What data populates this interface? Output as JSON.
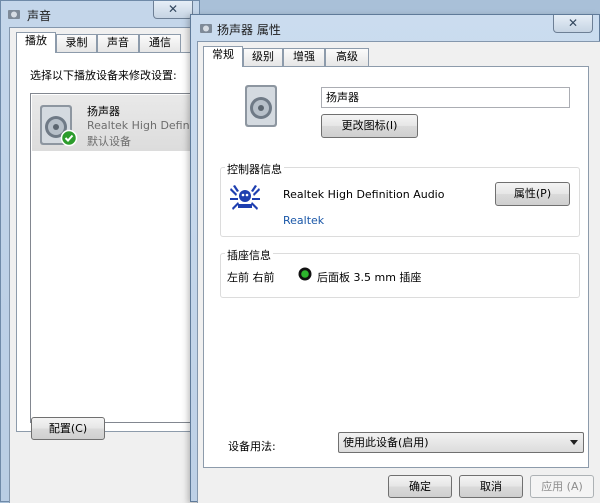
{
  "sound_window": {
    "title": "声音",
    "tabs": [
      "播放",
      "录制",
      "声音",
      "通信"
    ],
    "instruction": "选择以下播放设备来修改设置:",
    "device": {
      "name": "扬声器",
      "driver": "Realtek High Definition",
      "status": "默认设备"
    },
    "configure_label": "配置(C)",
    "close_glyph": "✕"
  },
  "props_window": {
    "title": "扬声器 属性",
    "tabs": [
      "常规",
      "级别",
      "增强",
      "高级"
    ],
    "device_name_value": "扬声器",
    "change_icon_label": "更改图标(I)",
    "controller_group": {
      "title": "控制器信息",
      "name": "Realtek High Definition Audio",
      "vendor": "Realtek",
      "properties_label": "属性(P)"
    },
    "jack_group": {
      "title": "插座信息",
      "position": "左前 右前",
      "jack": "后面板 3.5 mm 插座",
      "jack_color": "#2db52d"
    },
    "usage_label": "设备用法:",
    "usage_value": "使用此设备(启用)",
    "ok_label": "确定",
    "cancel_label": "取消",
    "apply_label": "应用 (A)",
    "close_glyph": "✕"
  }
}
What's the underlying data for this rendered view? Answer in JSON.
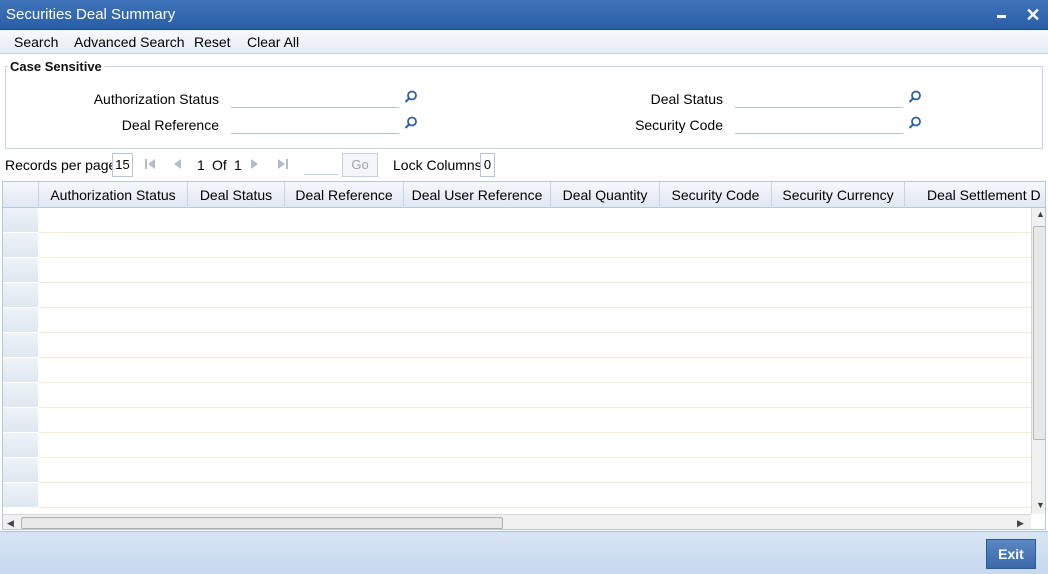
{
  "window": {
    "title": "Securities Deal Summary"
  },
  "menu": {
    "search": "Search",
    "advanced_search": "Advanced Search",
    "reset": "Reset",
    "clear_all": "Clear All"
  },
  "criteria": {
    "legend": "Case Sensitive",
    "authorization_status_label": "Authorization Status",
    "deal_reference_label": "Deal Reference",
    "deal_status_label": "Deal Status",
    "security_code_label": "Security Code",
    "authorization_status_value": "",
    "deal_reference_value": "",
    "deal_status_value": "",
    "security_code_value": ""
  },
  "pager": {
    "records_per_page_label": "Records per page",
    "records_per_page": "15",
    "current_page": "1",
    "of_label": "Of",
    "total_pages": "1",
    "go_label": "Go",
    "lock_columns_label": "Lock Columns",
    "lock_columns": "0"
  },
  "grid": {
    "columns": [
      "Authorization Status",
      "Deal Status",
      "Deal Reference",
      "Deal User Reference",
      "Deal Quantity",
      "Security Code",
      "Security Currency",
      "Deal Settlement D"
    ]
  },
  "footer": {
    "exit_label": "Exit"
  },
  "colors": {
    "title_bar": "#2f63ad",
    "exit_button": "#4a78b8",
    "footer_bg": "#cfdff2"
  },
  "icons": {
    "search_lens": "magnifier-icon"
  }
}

==*==

## What is being asked
Check each line of the records for the word "Realtek" and extract those that contain it.

## Output of the exercise
      "driver": "Realtek High Definition",
      "name": "Realtek High Definition Audio",
      "vendor": "Realtek",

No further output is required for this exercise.